• Passage given:
......
I'll stick my nose in here for CB as his situation sounds extremely similar to mine - he sees how she made the effort to lose the weight and get in shape, but for whatever reason she's decided that it's not worth making the effort to stay in shape and look good. Much easier to sit around than to go out for a long walk. I know that it's annoying when my wife talks about how tired she feels, how fat she is, etc., but makes no effort to actually do something about it. I've told her I'll come home to watch the kids while she goes out to exercise, but she won't do it. 

It's not supposed to be easy - I'd rather not get up early in the morning to go out for a bike ride, but I do it. I'd rather eat that bag of chips, but I know that carrots are better so I snack on those. CB's wife is lazy, simple as that. She can make the effort but chooses not to do so.


----------



## NobodySpecial (Nov 22, 2013)

CuddleBug said:


> Mrs.CuddleBug let herself go because she is physically lazy, doesn't exercise or watch her calories to see how her body responds.
> 
> That is all her own doing.
> 
> ...


This makes no sense to me. You clearly don't like this person. But you will not be honest with her. And you want more sex with her. How does this work?


----------



## ChargingCharlie (Nov 14, 2012)

Here's my anecdote for today - warm here so I get up early and get the weeds pulled and grass cut, followed by weed whacking and some clean up in the garage. Take kids out for a walk around the neighborhood. Finished by moving some things from downstairs storage to outside (which is a chore because the storage area is stuffed full). Ate a decent breakfast, a small lunch, and a small dinner. 

Wife gets up around 9:30, sits on her rear on the computer until 11:00 when she finally decides to get up to feed the kids. Goes back to her computer until the afternoon when she goes to a friends house to deliver something. Comes home and stuffs her face for dinner and washes it down with a bag of chips. 

There's more but this is enough. Why should I have to tell her to get up and go outside to exercise? She'll complain that it's too hot (get up early then - nope, can't do that). Should I tell her not to follow up her dinner with a bag of chips?
......
• Stored data:
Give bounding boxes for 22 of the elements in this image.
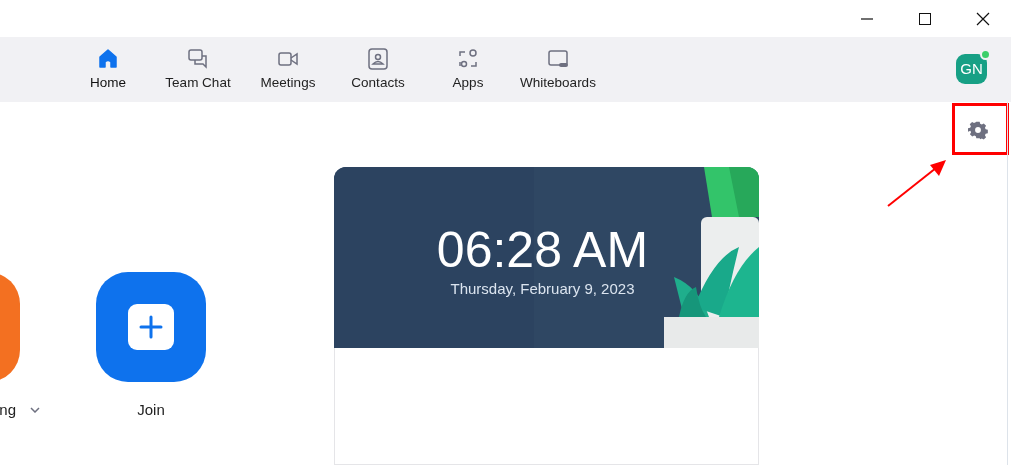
......
• To-do list:
**A)** Answer these questions from the forum thread, one per line:
(i) What does the first poster snack on instead of chips?
(ii) Around what time does ChargingCharlie say his wife gets up?
(iii) What date appears beside NobodySpecial's name?
**B)** Copy the forum thread starting at "## ChargingCharlie (Nov" and ending at "bag of chips.", renaming "kids" to "children" each time it appears.

• Responses in order:
**A)**
(i) Carrots
(ii) Around 9:30
(iii) Nov 22, 2013

**B)**
## ChargingCharlie (Nov 14, 2012)

Here's my anecdote for today - warm here so I get up early and get the weeds pulled and grass cut, followed by weed whacking and some clean up in the garage. Take children out for a walk around the neighborhood. Finished by moving some things from downstairs storage to outside (which is a chore because the storage area is stuffed full). Ate a decent breakfast, a small lunch, and a small dinner. 

Wife gets up around 9:30, sits on her rear on the computer until 11:00 when she finally decides to get up to feed the children. Goes back to her computer until the afternoon when she goes to a friends house to deliver something. Comes home and stuffs her face for dinner and washes it down with a bag of chips.